◆ **Written task**: What follows is a set of records; repeat all of them exactly.

◆ **Data excerpts**:
*-*-*

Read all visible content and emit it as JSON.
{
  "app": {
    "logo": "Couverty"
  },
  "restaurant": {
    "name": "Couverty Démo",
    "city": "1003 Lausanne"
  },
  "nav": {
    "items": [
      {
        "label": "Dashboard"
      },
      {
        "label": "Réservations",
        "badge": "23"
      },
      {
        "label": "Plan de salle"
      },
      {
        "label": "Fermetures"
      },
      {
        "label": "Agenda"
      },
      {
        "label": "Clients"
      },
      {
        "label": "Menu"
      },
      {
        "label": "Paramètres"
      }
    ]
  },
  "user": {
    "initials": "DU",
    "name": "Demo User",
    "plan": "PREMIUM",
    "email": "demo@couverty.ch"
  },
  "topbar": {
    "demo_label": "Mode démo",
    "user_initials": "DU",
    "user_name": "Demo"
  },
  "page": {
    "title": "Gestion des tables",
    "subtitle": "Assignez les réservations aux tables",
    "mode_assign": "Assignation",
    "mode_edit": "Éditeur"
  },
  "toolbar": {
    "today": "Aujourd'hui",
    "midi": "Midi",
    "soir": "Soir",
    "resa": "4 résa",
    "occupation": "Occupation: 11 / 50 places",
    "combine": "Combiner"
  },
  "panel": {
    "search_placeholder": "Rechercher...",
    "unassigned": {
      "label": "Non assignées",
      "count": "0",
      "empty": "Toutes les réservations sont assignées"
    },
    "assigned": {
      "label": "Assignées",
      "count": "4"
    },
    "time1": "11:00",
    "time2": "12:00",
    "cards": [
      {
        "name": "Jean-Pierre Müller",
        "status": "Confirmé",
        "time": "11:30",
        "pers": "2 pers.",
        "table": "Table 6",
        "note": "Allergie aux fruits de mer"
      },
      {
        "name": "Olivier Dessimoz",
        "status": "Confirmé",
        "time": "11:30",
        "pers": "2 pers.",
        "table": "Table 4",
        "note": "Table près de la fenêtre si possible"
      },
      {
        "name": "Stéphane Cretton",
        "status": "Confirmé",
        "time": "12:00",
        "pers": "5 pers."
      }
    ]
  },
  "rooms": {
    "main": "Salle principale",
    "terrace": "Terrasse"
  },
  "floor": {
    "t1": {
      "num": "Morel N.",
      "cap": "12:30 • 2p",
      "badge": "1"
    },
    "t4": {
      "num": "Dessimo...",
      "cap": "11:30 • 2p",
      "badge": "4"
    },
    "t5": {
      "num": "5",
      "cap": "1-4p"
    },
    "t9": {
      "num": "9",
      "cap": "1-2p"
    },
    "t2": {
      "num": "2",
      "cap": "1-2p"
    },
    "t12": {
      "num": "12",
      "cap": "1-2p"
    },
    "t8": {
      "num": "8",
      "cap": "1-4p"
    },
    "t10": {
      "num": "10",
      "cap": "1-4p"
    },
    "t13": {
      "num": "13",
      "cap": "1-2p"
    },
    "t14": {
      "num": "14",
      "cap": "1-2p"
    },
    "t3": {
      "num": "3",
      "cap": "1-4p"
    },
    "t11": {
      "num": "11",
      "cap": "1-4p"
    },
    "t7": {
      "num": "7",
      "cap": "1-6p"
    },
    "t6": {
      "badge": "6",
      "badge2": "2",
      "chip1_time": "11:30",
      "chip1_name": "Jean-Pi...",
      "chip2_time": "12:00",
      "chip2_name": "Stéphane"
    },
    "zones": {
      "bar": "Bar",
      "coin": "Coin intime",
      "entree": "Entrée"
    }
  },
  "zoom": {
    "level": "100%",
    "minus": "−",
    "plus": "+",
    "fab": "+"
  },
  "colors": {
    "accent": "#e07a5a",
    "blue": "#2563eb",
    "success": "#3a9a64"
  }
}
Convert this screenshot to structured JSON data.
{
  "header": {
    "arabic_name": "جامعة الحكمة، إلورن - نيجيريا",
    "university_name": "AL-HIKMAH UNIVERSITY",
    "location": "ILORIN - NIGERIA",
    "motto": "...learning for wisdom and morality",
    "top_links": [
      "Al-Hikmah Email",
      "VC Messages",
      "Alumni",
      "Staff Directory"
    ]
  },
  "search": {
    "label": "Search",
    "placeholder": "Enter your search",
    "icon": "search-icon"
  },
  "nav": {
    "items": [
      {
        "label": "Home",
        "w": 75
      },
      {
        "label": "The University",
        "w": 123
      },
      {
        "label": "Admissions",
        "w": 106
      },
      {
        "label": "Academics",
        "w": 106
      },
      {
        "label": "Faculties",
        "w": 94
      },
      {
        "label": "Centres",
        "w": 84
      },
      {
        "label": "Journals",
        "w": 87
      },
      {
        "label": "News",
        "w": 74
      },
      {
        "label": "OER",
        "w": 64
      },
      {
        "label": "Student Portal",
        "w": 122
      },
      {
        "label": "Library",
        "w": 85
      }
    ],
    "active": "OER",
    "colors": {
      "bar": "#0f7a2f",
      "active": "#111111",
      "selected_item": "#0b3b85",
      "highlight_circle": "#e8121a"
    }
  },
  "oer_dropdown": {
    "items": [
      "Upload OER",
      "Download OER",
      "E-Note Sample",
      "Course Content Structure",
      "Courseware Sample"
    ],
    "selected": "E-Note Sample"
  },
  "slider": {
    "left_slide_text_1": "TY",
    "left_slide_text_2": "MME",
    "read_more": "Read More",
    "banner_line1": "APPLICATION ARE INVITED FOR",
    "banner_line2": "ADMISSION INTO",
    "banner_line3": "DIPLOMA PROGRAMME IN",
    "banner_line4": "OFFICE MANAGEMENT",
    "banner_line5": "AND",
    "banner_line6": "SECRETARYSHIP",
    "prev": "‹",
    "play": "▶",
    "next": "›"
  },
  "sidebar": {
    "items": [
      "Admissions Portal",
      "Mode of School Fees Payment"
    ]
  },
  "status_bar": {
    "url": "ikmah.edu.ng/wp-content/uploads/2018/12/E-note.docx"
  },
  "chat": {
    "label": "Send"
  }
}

*-*-*

◆ **Answer to the exercise**:
Read all visible content and emit it as JSON.
{
  "app": {
    "logo": "Couverty"
  },
  "restaurant": {
    "name": "Couverty Démo",
    "city": "1003 Lausanne"
  },
  "nav": {
    "items": [
      {
        "label": "Dashboard"
      },
      {
        "label": "Réservations",
        "badge": "23"
      },
      {
        "label": "Plan de salle"
      },
      {
        "label": "Fermetures"
      },
      {
        "label": "Agenda"
      },
      {
        "label": "Clients"
      },
      {
        "label": "Menu"
      },
      {
        "label": "Paramètres"
      }
    ]
  },
  "user": {
    "initials": "DU",
    "name": "Demo User",
    "plan": "PREMIUM",
    "email": "demo@couverty.ch"
  },
  "topbar": {
    "demo_label": "Mode démo",
    "user_initials": "DU",
    "user_name": "Demo"
  },
  "page": {
    "title": "Gestion des tables",
    "subtitle": "Assignez les réservations aux tables",
    "mode_assign": "Assignation",
    "mode_edit": "Éditeur"
  },
  "toolbar": {
    "today": "Aujourd'hui",
    "midi": "Midi",
    "soir": "Soir",
    "resa": "4 résa",
    "occupation": "Occupation: 11 / 50 places",
    "combine": "Combiner"
  },
  "panel": {
    "search_placeholder": "Rechercher...",
    "unassigned": {
      "label": "Non assignées",
      "count": "0",
      "empty": "Toutes les réservations sont assignées"
    },
    "assigned": {
      "label": "Assignées",
      "count": "4"
    },
    "time1": "11:00",
    "time2": "12:00",
    "cards": [
      {
        "name": "Jean-Pierre Müller",
        "status": "Confirmé",
        "time": "11:30",
        "pers": "2 pers.",
        "table": "Table 6",
        "note": "Allergie aux fruits de mer"
      },
      {
        "name": "Olivier Dessimoz",
        "status": "Confirmé",
        "time": "11:30",
        "pers": "2 pers.",
        "table": "Table 4",
        "note": "Table près de la fenêtre si possible"
      },
      {
        "name": "Stéphane Cretton",
        "status": "Confirmé",
        "time": "12:00",
        "pers": "5 pers."
      }
    ]
  },
  "rooms": {
    "main": "Salle principale",
    "terrace": "Terrasse"
  },
  "floor": {
    "t1": {
      "num": "Morel N.",
      "cap": "12:30 • 2p",
      "badge": "1"
    },
    "t4": {
      "num": "Dessimo...",
      "cap": "11:30 • 2p",
      "badge": "4"
    },
    "t5": {
      "num": "5",
      "cap": "1-4p"
    },
    "t9": {
      "num": "9",
      "cap": "1-2p"
    },
    "t2": {
      "num": "2",
      "cap": "1-2p"
    },
    "t12": {
      "num": "12",
      "cap": "1-2p"
    },
    "t8": {
      "num": "8",
      "cap": "1-4p"
    },
    "t10": {
      "num": "10",
      "cap": "1-4p"
    },
    "t13": {
      "num": "13",
      "cap": "1-2p"
    },
    "t14": {
      "num": "14",
      "cap": "1-2p"
    },
    "t3": {
      "num": "3",
      "cap": "1-4p"
    },
    "t11": {
      "num": "11",
      "cap": "1-4p"
    },
    "t7": {
      "num": "7",
      "cap": "1-6p"
    },
    "t6": {
      "badge": "6",
      "badge2": "2",
      "chip1_time": "11:30",
      "chip1_name": "Jean-Pi...",
      "chip2_time": "12:00",
      "chip2_name": "Stéphane"
    },
    "zones": {
      "bar": "Bar",
      "coin": "Coin intime",
      "entree": "Entrée"
    }
  },
  "zoom": {
    "level": "100%",
    "minus": "−",
    "plus": "+",
    "fab": "+"
  },
  "colors": {
    "accent": "#e07a5a",
    "blue": "#2563eb",
    "success": "#3a9a64"
  }
}
Convert this screenshot to structured JSON data.
{
  "header": {
    "arabic_name": "جامعة الحكمة، إلورن - نيجيريا",
    "university_name": "AL-HIKMAH UNIVERSITY",
    "location": "ILORIN - NIGERIA",
    "motto": "...learning for wisdom and morality",
    "top_links": [
      "Al-Hikmah Email",
      "VC Messages",
      "Alumni",
      "Staff Directory"
    ]
  },
  "search": {
    "label": "Search",
    "placeholder": "Enter your search",
    "icon": "search-icon"
  },
  "nav": {
    "items": [
      {
        "label": "Home",
        "w": 75
      },
      {
        "label": "The University",
        "w": 123
      },
      {
        "label": "Admissions",
        "w": 106
      },
      {
        "label": "Academics",
        "w": 106
      },
      {
        "label": "Faculties",
        "w": 94
      },
      {
        "label": "Centres",
        "w": 84
      },
      {
        "label": "Journals",
        "w": 87
      },
      {
        "label": "News",
        "w": 74
      },
      {
        "label": "OER",
        "w": 64
      },
      {
        "label": "Student Portal",
        "w": 122
      },
      {
        "label": "Library",
        "w": 85
      }
    ],
    "active": "OER",
    "colors": {
      "bar": "#0f7a2f",
      "active": "#111111",
      "selected_item": "#0b3b85",
      "highlight_circle": "#e8121a"
    }
  },
  "oer_dropdown": {
    "items": [
      "Upload OER",
      "Download OER",
      "E-Note Sample",
      "Course Content Structure",
      "Courseware Sample"
    ],
    "selected": "E-Note Sample"
  },
  "slider": {
    "left_slide_text_1": "TY",
    "left_slide_text_2": "MME",
    "read_more": "Read More",
    "banner_line1": "APPLICATION ARE INVITED FOR",
    "banner_line2": "ADMISSION INTO",
    "banner_line3": "DIPLOMA PROGRAMME IN",
    "banner_line4": "OFFICE MANAGEMENT",
    "banner_line5": "AND",
    "banner_line6": "SECRETARYSHIP",
    "prev": "‹",
    "play": "▶",
    "next": "›"
  },
  "sidebar": {
    "items": [
      "Admissions Portal",
      "Mode of School Fees Payment"
    ]
  },
  "status_bar": {
    "url": "ikmah.edu.ng/wp-content/uploads/2018/12/E-note.docx"
  },
  "chat": {
    "label": "Send"
  }
}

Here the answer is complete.